• Your objective:
Reproduce every record below exactly as written, leaving out any pictures.

• Input material:
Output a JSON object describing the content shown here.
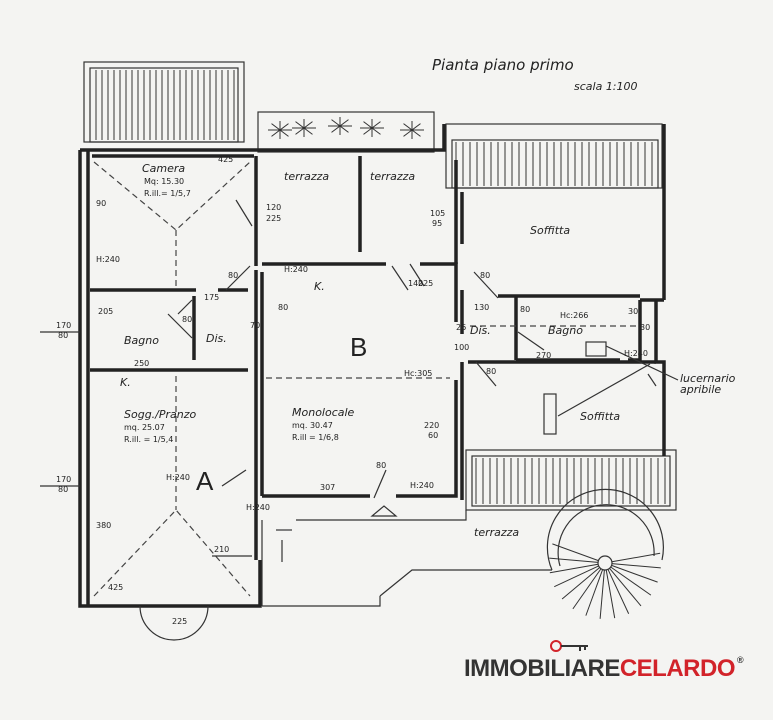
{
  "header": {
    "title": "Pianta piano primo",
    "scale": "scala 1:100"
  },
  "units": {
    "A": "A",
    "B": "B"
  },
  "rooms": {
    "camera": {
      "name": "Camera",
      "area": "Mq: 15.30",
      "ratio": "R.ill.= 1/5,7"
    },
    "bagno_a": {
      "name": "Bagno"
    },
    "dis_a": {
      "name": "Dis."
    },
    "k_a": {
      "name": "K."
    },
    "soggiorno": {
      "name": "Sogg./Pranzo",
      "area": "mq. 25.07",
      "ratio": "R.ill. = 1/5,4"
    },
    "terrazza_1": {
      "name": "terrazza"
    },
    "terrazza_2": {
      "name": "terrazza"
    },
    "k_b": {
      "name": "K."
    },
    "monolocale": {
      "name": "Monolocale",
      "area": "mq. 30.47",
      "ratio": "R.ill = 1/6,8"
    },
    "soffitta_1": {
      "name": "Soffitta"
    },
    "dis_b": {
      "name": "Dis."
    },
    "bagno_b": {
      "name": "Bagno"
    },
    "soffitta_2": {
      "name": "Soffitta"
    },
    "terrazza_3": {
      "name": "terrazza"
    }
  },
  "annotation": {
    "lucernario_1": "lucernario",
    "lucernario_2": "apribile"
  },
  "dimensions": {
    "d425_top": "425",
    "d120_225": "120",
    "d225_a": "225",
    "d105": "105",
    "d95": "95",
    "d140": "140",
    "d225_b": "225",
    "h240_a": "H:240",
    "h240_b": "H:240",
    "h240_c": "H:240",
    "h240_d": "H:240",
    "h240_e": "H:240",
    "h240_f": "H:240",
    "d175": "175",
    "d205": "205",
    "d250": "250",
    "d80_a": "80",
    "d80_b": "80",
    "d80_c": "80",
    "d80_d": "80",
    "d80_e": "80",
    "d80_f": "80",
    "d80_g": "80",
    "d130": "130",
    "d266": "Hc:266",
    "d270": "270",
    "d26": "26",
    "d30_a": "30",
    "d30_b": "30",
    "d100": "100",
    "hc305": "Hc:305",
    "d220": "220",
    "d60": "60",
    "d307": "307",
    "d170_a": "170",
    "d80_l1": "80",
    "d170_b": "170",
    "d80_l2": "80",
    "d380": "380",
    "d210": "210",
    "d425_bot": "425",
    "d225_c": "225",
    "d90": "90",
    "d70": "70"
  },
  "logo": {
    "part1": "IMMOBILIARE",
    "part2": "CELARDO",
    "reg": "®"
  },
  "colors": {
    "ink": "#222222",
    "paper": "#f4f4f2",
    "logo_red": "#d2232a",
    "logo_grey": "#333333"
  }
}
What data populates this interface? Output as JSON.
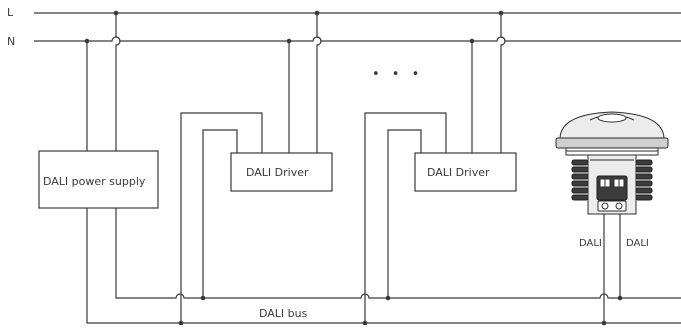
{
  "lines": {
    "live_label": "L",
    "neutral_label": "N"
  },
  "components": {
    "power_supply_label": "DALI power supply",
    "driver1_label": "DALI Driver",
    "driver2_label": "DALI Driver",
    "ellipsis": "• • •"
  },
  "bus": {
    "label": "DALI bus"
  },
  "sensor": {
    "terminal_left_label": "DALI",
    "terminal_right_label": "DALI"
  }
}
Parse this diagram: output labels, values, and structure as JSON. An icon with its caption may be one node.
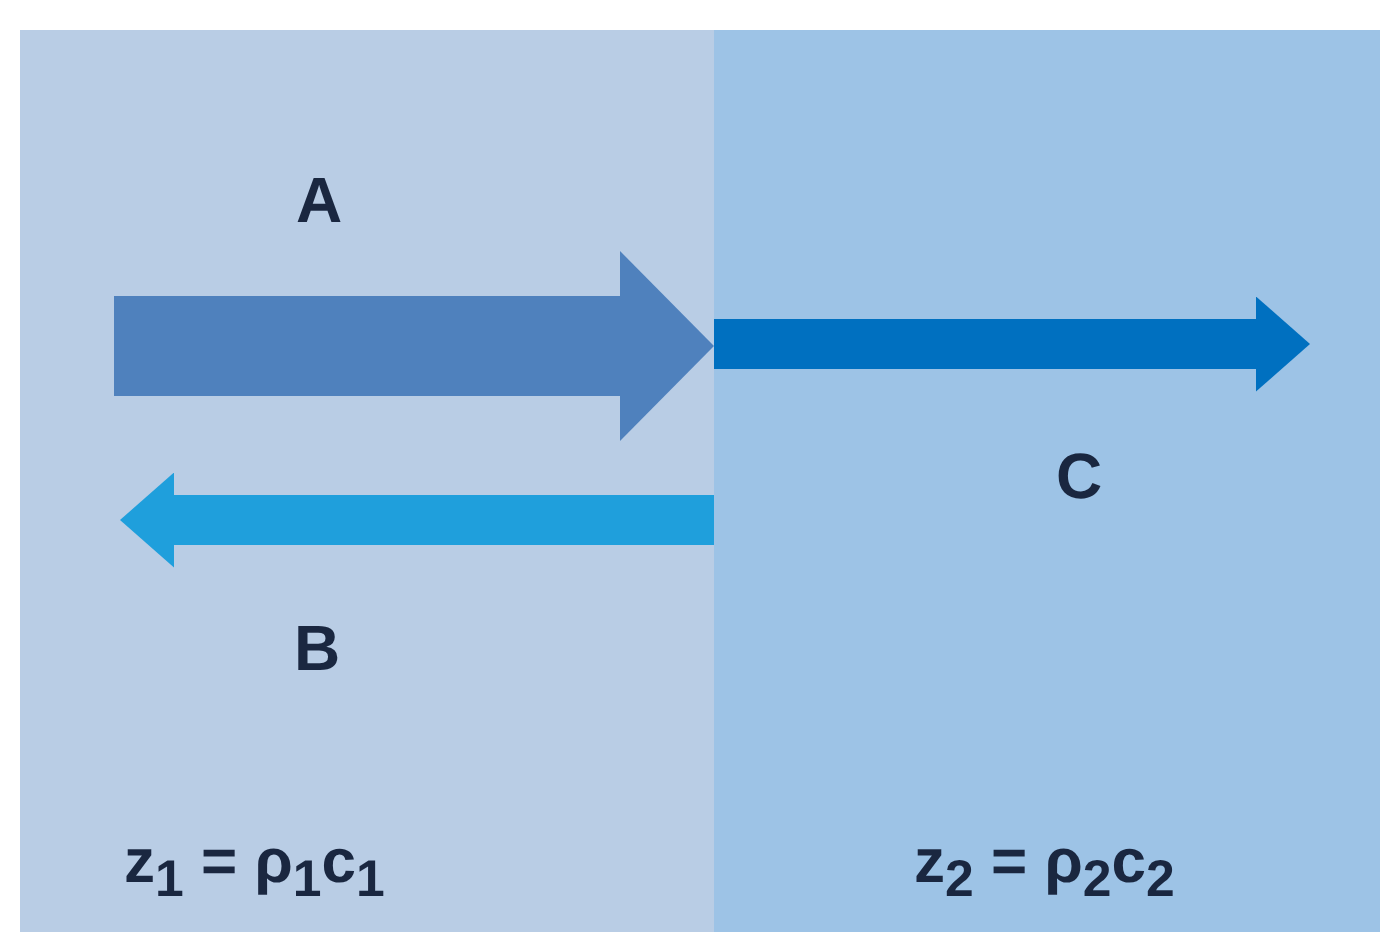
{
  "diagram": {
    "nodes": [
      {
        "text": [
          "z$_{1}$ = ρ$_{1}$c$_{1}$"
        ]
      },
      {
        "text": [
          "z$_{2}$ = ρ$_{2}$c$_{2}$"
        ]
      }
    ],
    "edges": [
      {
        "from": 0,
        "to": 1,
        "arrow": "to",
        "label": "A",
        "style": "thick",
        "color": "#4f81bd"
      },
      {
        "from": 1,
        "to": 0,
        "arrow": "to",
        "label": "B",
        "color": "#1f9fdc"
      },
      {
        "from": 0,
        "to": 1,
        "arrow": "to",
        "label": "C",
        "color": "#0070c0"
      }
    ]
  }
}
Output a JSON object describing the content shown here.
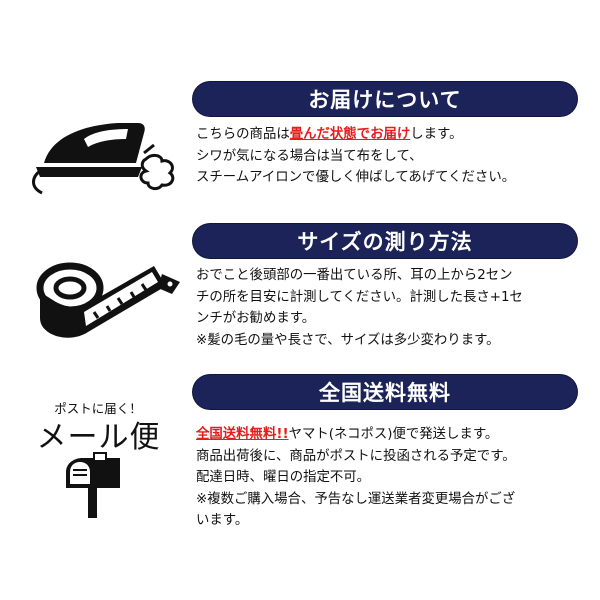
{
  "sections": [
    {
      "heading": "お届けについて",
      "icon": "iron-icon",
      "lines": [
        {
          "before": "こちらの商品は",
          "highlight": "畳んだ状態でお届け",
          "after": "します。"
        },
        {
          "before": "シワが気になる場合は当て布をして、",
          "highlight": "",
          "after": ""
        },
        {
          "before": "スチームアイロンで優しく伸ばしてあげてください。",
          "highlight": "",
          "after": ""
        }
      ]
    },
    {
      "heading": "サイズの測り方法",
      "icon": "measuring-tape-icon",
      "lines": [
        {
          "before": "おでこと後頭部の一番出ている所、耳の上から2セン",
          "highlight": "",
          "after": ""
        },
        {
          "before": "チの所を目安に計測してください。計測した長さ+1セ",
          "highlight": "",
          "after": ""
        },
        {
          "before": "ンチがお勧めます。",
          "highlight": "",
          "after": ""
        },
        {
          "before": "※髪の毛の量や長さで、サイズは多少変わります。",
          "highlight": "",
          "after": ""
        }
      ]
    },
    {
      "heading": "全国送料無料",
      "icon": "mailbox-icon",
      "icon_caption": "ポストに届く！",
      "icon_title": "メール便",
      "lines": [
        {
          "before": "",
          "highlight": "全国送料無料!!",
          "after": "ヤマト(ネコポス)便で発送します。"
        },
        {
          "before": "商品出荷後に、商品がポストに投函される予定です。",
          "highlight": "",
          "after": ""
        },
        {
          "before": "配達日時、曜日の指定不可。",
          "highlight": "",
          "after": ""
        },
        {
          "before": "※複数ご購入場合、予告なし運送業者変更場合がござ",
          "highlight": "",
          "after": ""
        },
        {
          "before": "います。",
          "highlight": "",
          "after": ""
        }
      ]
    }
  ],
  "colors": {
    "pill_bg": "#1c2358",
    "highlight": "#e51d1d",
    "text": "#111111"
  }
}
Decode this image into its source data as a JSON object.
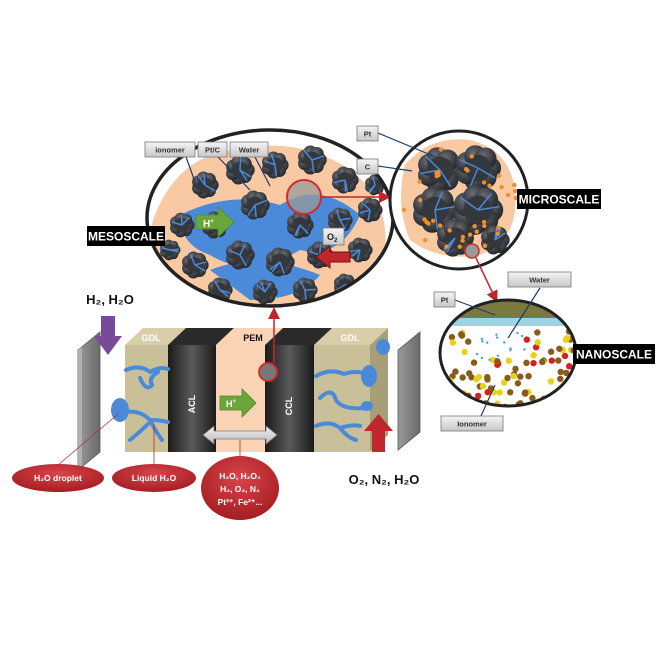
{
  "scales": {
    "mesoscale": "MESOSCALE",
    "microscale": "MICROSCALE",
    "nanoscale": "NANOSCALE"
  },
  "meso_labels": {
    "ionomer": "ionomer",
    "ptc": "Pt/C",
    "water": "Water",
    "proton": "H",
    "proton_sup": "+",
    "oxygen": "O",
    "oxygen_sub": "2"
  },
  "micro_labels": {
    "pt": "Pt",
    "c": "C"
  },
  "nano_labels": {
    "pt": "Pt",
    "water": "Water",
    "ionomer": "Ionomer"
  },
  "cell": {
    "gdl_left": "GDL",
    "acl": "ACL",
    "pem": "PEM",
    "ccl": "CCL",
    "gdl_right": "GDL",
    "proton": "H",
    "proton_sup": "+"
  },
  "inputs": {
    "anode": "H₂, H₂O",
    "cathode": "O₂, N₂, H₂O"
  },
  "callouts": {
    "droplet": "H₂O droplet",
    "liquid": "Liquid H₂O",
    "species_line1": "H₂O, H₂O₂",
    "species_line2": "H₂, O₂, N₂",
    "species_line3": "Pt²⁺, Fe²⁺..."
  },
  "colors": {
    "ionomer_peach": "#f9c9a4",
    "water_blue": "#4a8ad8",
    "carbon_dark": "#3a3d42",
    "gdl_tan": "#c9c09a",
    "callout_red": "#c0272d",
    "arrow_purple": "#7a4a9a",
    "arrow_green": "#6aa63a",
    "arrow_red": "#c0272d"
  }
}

• Answer to this problem:
Output a JSON object describing the content shown here.
{
  "header": {
    "title": "Pianta piano primo",
    "scale": "scala 1:100"
  },
  "units": {
    "A": "A",
    "B": "B"
  },
  "rooms": {
    "camera": {
      "name": "Camera",
      "area": "Mq: 15.30",
      "ratio": "R.ill.= 1/5,7"
    },
    "bagno_a": {
      "name": "Bagno"
    },
    "dis_a": {
      "name": "Dis."
    },
    "k_a": {
      "name": "K."
    },
    "soggiorno": {
      "name": "Sogg./Pranzo",
      "area": "mq. 25.07",
      "ratio": "R.ill. = 1/5,4"
    },
    "terrazza_1": {
      "name": "terrazza"
    },
    "terrazza_2": {
      "name": "terrazza"
    },
    "k_b": {
      "name": "K."
    },
    "monolocale": {
      "name": "Monolocale",
      "area": "mq. 30.47",
      "ratio": "R.ill = 1/6,8"
    },
    "soffitta_1": {
      "name": "Soffitta"
    },
    "dis_b": {
      "name": "Dis."
    },
    "bagno_b": {
      "name": "Bagno"
    },
    "soffitta_2": {
      "name": "Soffitta"
    },
    "terrazza_3": {
      "name": "terrazza"
    }
  },
  "annotation": {
    "lucernario_1": "lucernario",
    "lucernario_2": "apribile"
  },
  "dimensions": {
    "d425_top": "425",
    "d120_225": "120",
    "d225_a": "225",
    "d105": "105",
    "d95": "95",
    "d140": "140",
    "d225_b": "225",
    "h240_a": "H:240",
    "h240_b": "H:240",
    "h240_c": "H:240",
    "h240_d": "H:240",
    "h240_e": "H:240",
    "h240_f": "H:240",
    "d175": "175",
    "d205": "205",
    "d250": "250",
    "d80_a": "80",
    "d80_b": "80",
    "d80_c": "80",
    "d80_d": "80",
    "d80_e": "80",
    "d80_f": "80",
    "d80_g": "80",
    "d130": "130",
    "d266": "Hc:266",
    "d270": "270",
    "d26": "26",
    "d30_a": "30",
    "d30_b": "30",
    "d100": "100",
    "hc305": "Hc:305",
    "d220": "220",
    "d60": "60",
    "d307": "307",
    "d170_a": "170",
    "d80_l1": "80",
    "d170_b": "170",
    "d80_l2": "80",
    "d380": "380",
    "d210": "210",
    "d425_bot": "425",
    "d225_c": "225",
    "d90": "90",
    "d70": "70"
  },
  "logo": {
    "part1": "IMMOBILIARE",
    "part2": "CELARDO",
    "reg": "®"
  },
  "colors": {
    "ink": "#222222",
    "paper": "#f4f4f2",
    "logo_red": "#d2232a",
    "logo_grey": "#333333"
  }
}
What data populates this interface? Output as JSON.
{
  "lines": {
    "live_label": "L",
    "neutral_label": "N"
  },
  "components": {
    "power_supply_label": "DALI power supply",
    "driver1_label": "DALI Driver",
    "driver2_label": "DALI Driver",
    "ellipsis": "• • •"
  },
  "bus": {
    "label": "DALI bus"
  },
  "sensor": {
    "terminal_left_label": "DALI",
    "terminal_right_label": "DALI"
  }
}
Parse this diagram: output labels, values, and structure as JSON. An icon with its caption may be one node.
{
  "diagram": {
    "nodes": [
      {
        "text": [
          "z$_{1}$ = ρ$_{1}$c$_{1}$"
        ]
      },
      {
        "text": [
          "z$_{2}$ = ρ$_{2}$c$_{2}$"
        ]
      }
    ],
    "edges": [
      {
        "from": 0,
        "to": 1,
        "arrow": "to",
        "label": "A",
        "style": "thick",
        "color": "#4f81bd"
      },
      {
        "from": 1,
        "to": 0,
        "arrow": "to",
        "label": "B",
        "color": "#1f9fdc"
      },
      {
        "from": 0,
        "to": 1,
        "arrow": "to",
        "label": "C",
        "color": "#0070c0"
      }
    ]
  }
}
Output a JSON object describing the content shown here.
{
  "sections": [
    {
      "heading": "お届けについて",
      "icon": "iron-icon",
      "lines": [
        {
          "before": "こちらの商品は",
          "highlight": "畳んだ状態でお届け",
          "after": "します。"
        },
        {
          "before": "シワが気になる場合は当て布をして、",
          "highlight": "",
          "after": ""
        },
        {
          "before": "スチームアイロンで優しく伸ばしてあげてください。",
          "highlight": "",
          "after": ""
        }
      ]
    },
    {
      "heading": "サイズの測り方法",
      "icon": "measuring-tape-icon",
      "lines": [
        {
          "before": "おでこと後頭部の一番出ている所、耳の上から2セン",
          "highlight": "",
          "after": ""
        },
        {
          "before": "チの所を目安に計測してください。計測した長さ+1セ",
          "highlight": "",
          "after": ""
        },
        {
          "before": "ンチがお勧めます。",
          "highlight": "",
          "after": ""
        },
        {
          "before": "※髪の毛の量や長さで、サイズは多少変わります。",
          "highlight": "",
          "after": ""
        }
      ]
    },
    {
      "heading": "全国送料無料",
      "icon": "mailbox-icon",
      "icon_caption": "ポストに届く！",
      "icon_title": "メール便",
      "lines": [
        {
          "before": "",
          "highlight": "全国送料無料!!",
          "after": "ヤマト(ネコポス)便で発送します。"
        },
        {
          "before": "商品出荷後に、商品がポストに投函される予定です。",
          "highlight": "",
          "after": ""
        },
        {
          "before": "配達日時、曜日の指定不可。",
          "highlight": "",
          "after": ""
        },
        {
          "before": "※複数ご購入場合、予告なし運送業者変更場合がござ",
          "highlight": "",
          "after": ""
        },
        {
          "before": "います。",
          "highlight": "",
          "after": ""
        }
      ]
    }
  ],
  "colors": {
    "pill_bg": "#1c2358",
    "highlight": "#e51d1d",
    "text": "#111111"
  }
}
Decode this image into its source data as a JSON object.
{
  "scales": {
    "mesoscale": "MESOSCALE",
    "microscale": "MICROSCALE",
    "nanoscale": "NANOSCALE"
  },
  "meso_labels": {
    "ionomer": "ionomer",
    "ptc": "Pt/C",
    "water": "Water",
    "proton": "H",
    "proton_sup": "+",
    "oxygen": "O",
    "oxygen_sub": "2"
  },
  "micro_labels": {
    "pt": "Pt",
    "c": "C"
  },
  "nano_labels": {
    "pt": "Pt",
    "water": "Water",
    "ionomer": "Ionomer"
  },
  "cell": {
    "gdl_left": "GDL",
    "acl": "ACL",
    "pem": "PEM",
    "ccl": "CCL",
    "gdl_right": "GDL",
    "proton": "H",
    "proton_sup": "+"
  },
  "inputs": {
    "anode": "H₂, H₂O",
    "cathode": "O₂, N₂, H₂O"
  },
  "callouts": {
    "droplet": "H₂O droplet",
    "liquid": "Liquid H₂O",
    "species_line1": "H₂O, H₂O₂",
    "species_line2": "H₂, O₂, N₂",
    "species_line3": "Pt²⁺, Fe²⁺..."
  },
  "colors": {
    "ionomer_peach": "#f9c9a4",
    "water_blue": "#4a8ad8",
    "carbon_dark": "#3a3d42",
    "gdl_tan": "#c9c09a",
    "callout_red": "#c0272d",
    "arrow_purple": "#7a4a9a",
    "arrow_green": "#6aa63a",
    "arrow_red": "#c0272d"
  }
}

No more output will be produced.